-- start --

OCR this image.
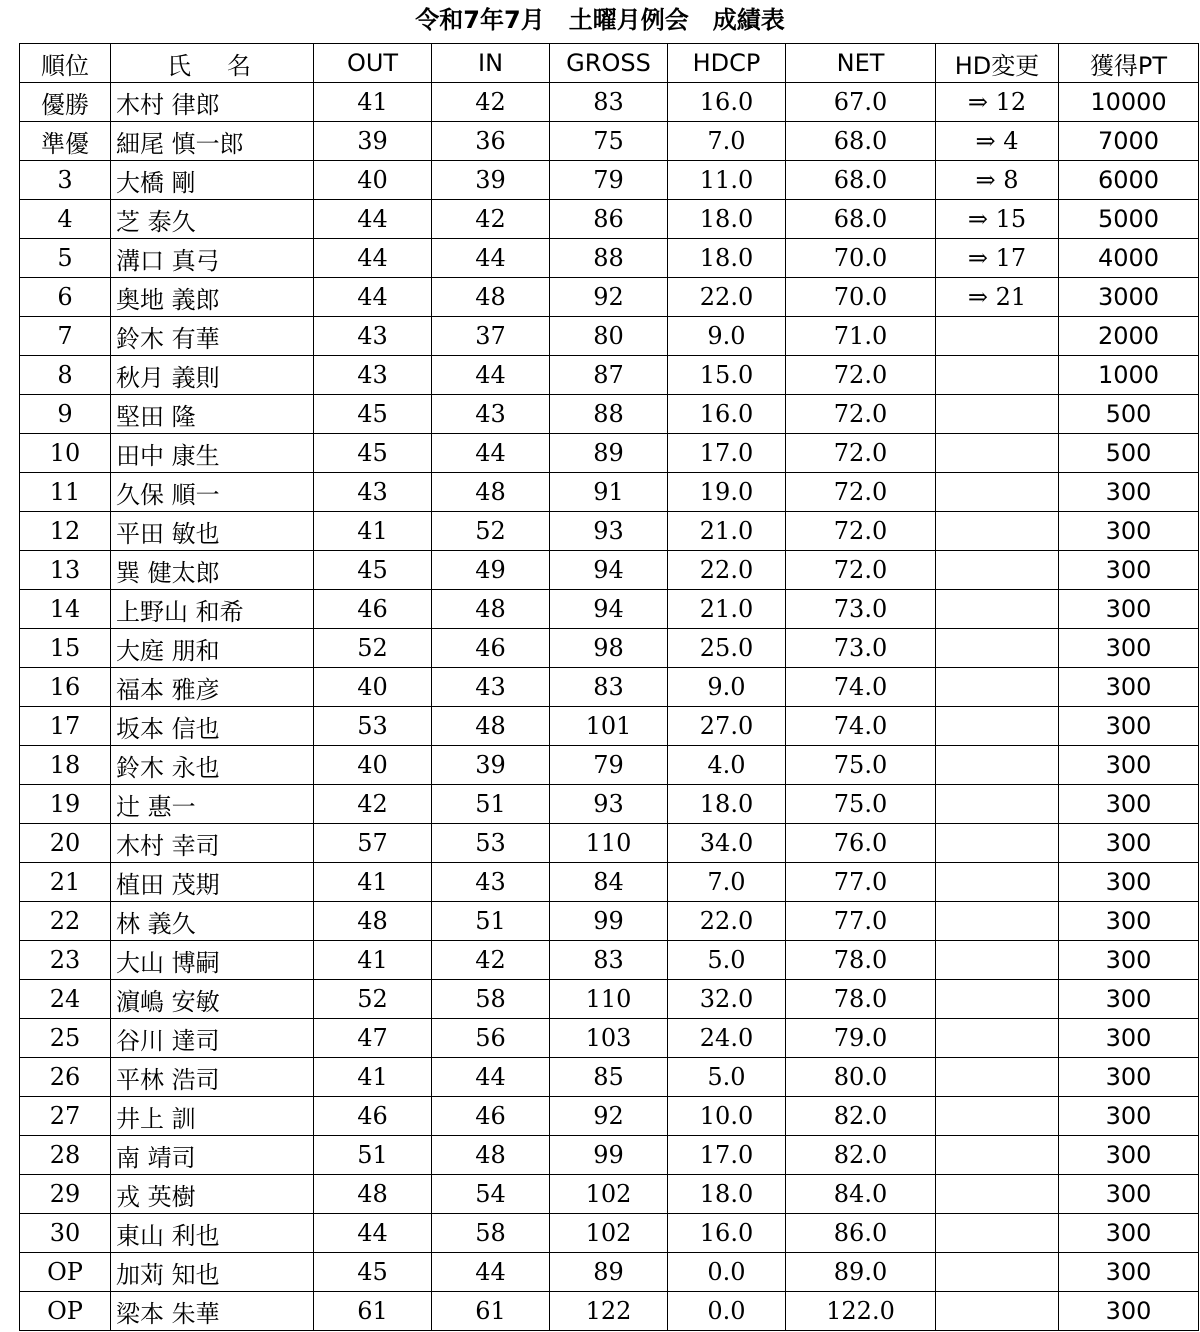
令和7年7月　土曜月例会　成績表
順位	氏　名	OUT	IN	GROSS	HDCP	NET	HD変更	獲得PT
優勝	木村 律郎	41	42	83	16.0	67.0	⇒ 12	10000
準優	細尾 慎一郎	39	36	75	7.0	68.0	⇒ 4	7000
3	大橋 剛	40	39	79	11.0	68.0	⇒ 8	6000
4	芝 泰久	44	42	86	18.0	68.0	⇒ 15	5000
5	溝口 真弓	44	44	88	18.0	70.0	⇒ 17	4000
6	奥地 義郎	44	48	92	22.0	70.0	⇒ 21	3000
7	鈴木 有華	43	37	80	9.0	71.0		2000
8	秋月 義則	43	44	87	15.0	72.0		1000
9	堅田 隆	45	43	88	16.0	72.0		500
10	田中 康生	45	44	89	17.0	72.0		500
11	久保 順一	43	48	91	19.0	72.0		300
12	平田 敏也	41	52	93	21.0	72.0		300
13	巽 健太郎	45	49	94	22.0	72.0		300
14	上野山 和希	46	48	94	21.0	73.0		300
15	大庭 朋和	52	46	98	25.0	73.0		300
16	福本 雅彦	40	43	83	9.0	74.0		300
17	坂本 信也	53	48	101	27.0	74.0		300
18	鈴木 永也	40	39	79	4.0	75.0		300
19	辻 惠一	42	51	93	18.0	75.0		300
20	木村 幸司	57	53	110	34.0	76.0		300
21	植田 茂期	41	43	84	7.0	77.0		300
22	林 義久	48	51	99	22.0	77.0		300
23	大山 博嗣	41	42	83	5.0	78.0		300
24	濵嶋 安敏	52	58	110	32.0	78.0		300
25	谷川 達司	47	56	103	24.0	79.0		300
26	平林 浩司	41	44	85	5.0	80.0		300
27	井上 訓	46	46	92	10.0	82.0		300
28	南 靖司	51	48	99	17.0	82.0		300
29	戎 英樹	48	54	102	18.0	84.0		300
30	東山 利也	44	58	102	16.0	86.0		300
OP	加苅 知也	45	44	89	0.0	89.0		300
OP	梁本 朱華	61	61	122	0.0	122.0		300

-- end --

From the data above, write out everything exactly except the pictures.

OCR this image.
令和7年7月　土曜月例会　成績表
順位	氏　名	OUT	IN	GROSS	HDCP	NET	HD変更	獲得PT
優勝	木村 律郎	41	42	83	16.0	67.0	⇒ 12	10000
準優	細尾 慎一郎	39	36	75	7.0	68.0	⇒ 4	7000
3	大橋 剛	40	39	79	11.0	68.0	⇒ 8	6000
4	芝 泰久	44	42	86	18.0	68.0	⇒ 15	5000
5	溝口 真弓	44	44	88	18.0	70.0	⇒ 17	4000
6	奥地 義郎	44	48	92	22.0	70.0	⇒ 21	3000
7	鈴木 有華	43	37	80	9.0	71.0		2000
8	秋月 義則	43	44	87	15.0	72.0		1000
9	堅田 隆	45	43	88	16.0	72.0		500
10	田中 康生	45	44	89	17.0	72.0		500
11	久保 順一	43	48	91	19.0	72.0		300
12	平田 敏也	41	52	93	21.0	72.0		300
13	巽 健太郎	45	49	94	22.0	72.0		300
14	上野山 和希	46	48	94	21.0	73.0		300
15	大庭 朋和	52	46	98	25.0	73.0		300
16	福本 雅彦	40	43	83	9.0	74.0		300
17	坂本 信也	53	48	101	27.0	74.0		300
18	鈴木 永也	40	39	79	4.0	75.0		300
19	辻 惠一	42	51	93	18.0	75.0		300
20	木村 幸司	57	53	110	34.0	76.0		300
21	植田 茂期	41	43	84	7.0	77.0		300
22	林 義久	48	51	99	22.0	77.0		300
23	大山 博嗣	41	42	83	5.0	78.0		300
24	濵嶋 安敏	52	58	110	32.0	78.0		300
25	谷川 達司	47	56	103	24.0	79.0		300
26	平林 浩司	41	44	85	5.0	80.0		300
27	井上 訓	46	46	92	10.0	82.0		300
28	南 靖司	51	48	99	17.0	82.0		300
29	戎 英樹	48	54	102	18.0	84.0		300
30	東山 利也	44	58	102	16.0	86.0		300
OP	加苅 知也	45	44	89	0.0	89.0		300
OP	梁本 朱華	61	61	122	0.0	122.0		300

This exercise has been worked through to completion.